Leave out the pictures, then reproduce the rest of the material exactly.

* Entries shown *
__________________________________________________

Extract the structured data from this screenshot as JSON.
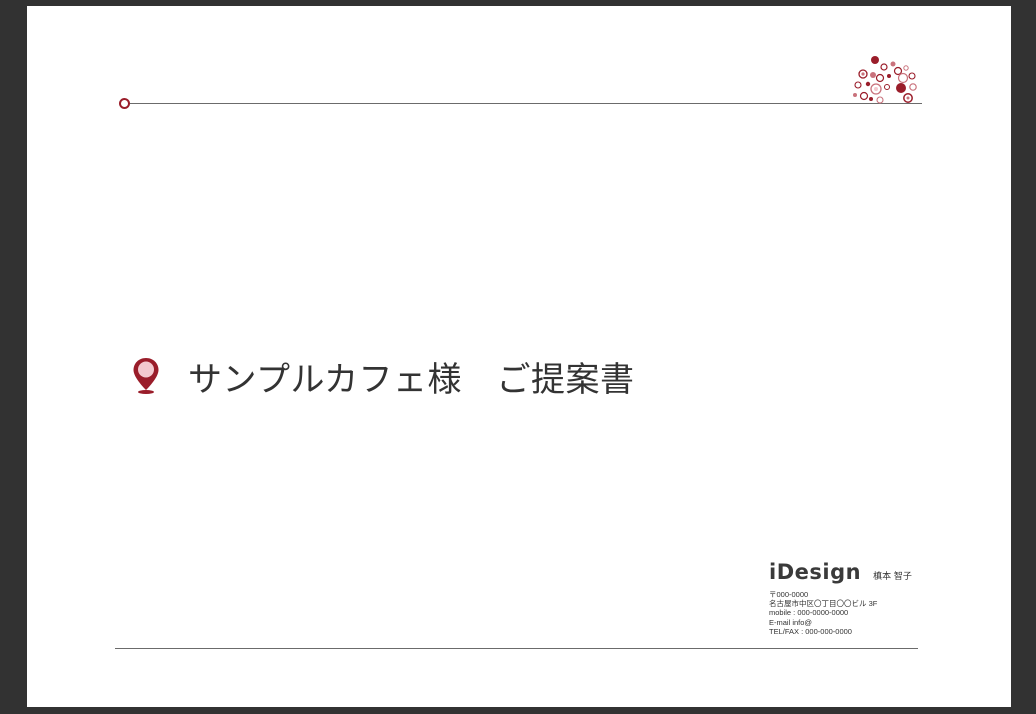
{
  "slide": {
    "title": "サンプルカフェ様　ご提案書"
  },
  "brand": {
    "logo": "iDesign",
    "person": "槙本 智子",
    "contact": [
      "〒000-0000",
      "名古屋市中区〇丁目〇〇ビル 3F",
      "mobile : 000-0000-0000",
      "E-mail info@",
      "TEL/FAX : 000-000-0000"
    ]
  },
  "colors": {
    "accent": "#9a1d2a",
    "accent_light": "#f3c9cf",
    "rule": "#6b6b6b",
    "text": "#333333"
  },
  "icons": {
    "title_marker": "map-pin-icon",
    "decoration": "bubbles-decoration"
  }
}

__________________________________________________

* Complete output *
Extract the structured data from this screenshot as JSON.
{
  "slide": {
    "title": "サンプルカフェ様　ご提案書"
  },
  "brand": {
    "logo": "iDesign",
    "person": "槙本 智子",
    "contact": [
      "〒000-0000",
      "名古屋市中区〇丁目〇〇ビル 3F",
      "mobile : 000-0000-0000",
      "E-mail info@",
      "TEL/FAX : 000-000-0000"
    ]
  },
  "colors": {
    "accent": "#9a1d2a",
    "accent_light": "#f3c9cf",
    "rule": "#6b6b6b",
    "text": "#333333"
  },
  "icons": {
    "title_marker": "map-pin-icon",
    "decoration": "bubbles-decoration"
  }
}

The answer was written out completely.